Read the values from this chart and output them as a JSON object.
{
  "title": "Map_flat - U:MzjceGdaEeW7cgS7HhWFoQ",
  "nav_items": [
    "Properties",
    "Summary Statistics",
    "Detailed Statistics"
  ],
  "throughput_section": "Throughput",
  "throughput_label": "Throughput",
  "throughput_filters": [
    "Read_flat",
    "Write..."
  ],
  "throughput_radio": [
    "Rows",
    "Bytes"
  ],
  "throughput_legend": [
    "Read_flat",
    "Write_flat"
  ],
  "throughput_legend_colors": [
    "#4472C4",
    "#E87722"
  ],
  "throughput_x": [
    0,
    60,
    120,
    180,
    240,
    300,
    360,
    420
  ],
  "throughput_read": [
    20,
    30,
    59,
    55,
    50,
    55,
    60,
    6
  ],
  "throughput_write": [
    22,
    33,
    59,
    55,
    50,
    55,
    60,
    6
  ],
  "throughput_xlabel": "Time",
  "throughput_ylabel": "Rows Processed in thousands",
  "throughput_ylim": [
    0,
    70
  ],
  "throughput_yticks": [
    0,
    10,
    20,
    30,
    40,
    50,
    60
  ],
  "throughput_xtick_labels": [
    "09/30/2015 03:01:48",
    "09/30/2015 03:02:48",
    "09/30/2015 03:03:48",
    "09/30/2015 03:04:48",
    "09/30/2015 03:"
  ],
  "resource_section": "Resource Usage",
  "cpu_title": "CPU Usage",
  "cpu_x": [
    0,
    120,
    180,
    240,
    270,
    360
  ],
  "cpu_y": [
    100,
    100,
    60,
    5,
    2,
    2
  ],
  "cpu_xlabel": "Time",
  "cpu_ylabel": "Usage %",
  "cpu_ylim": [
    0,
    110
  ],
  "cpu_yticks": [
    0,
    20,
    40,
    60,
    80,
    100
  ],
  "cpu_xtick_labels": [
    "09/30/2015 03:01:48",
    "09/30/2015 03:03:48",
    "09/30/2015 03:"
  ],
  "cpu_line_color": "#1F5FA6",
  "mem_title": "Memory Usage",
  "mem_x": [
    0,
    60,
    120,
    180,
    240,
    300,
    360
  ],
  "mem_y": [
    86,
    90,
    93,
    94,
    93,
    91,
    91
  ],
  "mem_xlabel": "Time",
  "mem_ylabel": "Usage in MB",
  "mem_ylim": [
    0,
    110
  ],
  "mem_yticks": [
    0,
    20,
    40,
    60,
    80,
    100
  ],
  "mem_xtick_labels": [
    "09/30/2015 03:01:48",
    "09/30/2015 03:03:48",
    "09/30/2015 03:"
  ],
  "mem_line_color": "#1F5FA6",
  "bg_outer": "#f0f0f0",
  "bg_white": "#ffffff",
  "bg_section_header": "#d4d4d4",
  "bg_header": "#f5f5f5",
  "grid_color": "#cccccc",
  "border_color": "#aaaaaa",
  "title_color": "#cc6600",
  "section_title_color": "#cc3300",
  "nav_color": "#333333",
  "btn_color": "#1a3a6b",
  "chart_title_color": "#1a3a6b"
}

----------------------------------------

YOUR TASK.
Of the lines in this data, how many contain "Time"? Reply with only the number.

WORKED SOLUTION.
3